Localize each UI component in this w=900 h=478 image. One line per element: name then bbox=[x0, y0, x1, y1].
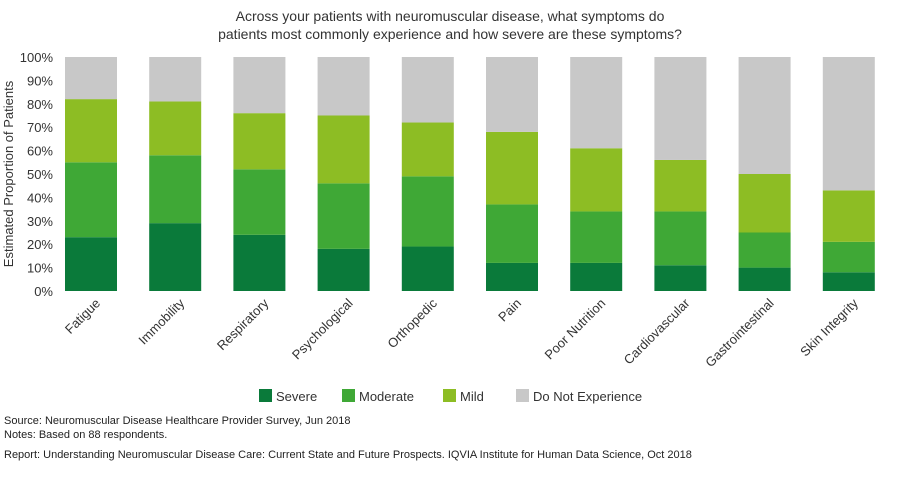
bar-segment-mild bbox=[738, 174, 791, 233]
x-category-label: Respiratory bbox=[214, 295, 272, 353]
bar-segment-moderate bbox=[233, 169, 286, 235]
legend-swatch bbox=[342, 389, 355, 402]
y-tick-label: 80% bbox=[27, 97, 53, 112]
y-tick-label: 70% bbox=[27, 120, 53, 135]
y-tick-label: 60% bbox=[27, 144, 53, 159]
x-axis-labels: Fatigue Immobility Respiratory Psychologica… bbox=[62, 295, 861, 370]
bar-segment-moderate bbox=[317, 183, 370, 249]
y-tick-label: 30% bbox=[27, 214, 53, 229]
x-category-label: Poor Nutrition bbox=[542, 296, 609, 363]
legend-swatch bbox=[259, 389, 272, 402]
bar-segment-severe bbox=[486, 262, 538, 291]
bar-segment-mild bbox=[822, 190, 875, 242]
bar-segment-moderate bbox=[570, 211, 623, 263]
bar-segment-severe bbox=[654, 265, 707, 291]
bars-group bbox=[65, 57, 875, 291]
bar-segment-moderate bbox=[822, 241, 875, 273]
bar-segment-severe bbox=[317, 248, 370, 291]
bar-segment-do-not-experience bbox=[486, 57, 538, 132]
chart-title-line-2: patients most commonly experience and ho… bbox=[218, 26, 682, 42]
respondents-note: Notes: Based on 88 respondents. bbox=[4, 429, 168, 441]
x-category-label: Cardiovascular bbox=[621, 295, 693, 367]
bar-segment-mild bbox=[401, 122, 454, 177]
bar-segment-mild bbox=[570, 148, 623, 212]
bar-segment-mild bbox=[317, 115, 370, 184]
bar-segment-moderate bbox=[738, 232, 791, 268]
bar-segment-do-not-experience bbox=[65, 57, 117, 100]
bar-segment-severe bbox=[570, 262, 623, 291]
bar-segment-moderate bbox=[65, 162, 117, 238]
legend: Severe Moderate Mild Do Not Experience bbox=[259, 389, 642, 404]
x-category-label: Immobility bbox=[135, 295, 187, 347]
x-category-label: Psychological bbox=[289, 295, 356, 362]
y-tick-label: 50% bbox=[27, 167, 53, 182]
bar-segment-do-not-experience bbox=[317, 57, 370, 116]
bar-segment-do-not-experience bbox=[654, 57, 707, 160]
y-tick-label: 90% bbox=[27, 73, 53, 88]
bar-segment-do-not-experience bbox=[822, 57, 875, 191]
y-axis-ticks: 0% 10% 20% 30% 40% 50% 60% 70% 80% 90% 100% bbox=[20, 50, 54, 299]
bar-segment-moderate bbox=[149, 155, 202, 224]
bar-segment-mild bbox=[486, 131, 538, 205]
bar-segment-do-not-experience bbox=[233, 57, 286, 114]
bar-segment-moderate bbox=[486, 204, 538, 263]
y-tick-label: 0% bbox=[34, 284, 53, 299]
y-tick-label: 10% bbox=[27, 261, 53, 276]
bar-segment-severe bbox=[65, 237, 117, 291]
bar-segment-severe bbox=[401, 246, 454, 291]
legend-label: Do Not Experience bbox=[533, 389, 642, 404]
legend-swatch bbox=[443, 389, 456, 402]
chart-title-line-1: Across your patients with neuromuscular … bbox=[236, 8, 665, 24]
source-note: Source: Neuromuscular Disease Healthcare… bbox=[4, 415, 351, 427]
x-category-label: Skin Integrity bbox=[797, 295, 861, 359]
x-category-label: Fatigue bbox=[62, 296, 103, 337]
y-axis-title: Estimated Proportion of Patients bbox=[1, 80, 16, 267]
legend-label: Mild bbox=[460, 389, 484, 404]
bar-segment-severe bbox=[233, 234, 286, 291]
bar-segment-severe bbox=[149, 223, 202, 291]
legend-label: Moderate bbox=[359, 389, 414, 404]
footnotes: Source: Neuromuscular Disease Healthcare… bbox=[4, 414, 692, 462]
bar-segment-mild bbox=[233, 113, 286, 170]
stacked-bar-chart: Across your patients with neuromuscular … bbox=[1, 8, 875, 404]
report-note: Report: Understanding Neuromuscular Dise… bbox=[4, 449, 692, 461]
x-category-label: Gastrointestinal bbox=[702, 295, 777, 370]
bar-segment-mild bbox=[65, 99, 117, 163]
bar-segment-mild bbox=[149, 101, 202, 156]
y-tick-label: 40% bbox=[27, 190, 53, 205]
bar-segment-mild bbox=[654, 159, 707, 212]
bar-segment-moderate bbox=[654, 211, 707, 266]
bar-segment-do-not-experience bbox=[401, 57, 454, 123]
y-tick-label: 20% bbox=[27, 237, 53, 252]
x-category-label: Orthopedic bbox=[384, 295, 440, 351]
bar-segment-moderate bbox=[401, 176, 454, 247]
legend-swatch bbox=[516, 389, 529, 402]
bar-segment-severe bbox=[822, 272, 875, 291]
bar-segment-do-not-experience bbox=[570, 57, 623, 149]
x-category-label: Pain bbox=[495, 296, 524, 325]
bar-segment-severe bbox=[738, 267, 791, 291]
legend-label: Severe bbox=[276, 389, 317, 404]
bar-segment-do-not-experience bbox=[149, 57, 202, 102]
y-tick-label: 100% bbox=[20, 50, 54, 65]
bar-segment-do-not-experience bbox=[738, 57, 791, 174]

What to produce
For the word "title", return every line of the records that holds it.

Answer to the exercise
chart-title-line-2: patients most commonly experience and ho… bbox=[218, 26, 682, 42]
chart-title-line-1: Across your patients with neuromuscular … bbox=[236, 8, 665, 24]
y-axis-title: Estimated Proportion of Patients bbox=[1, 80, 16, 267]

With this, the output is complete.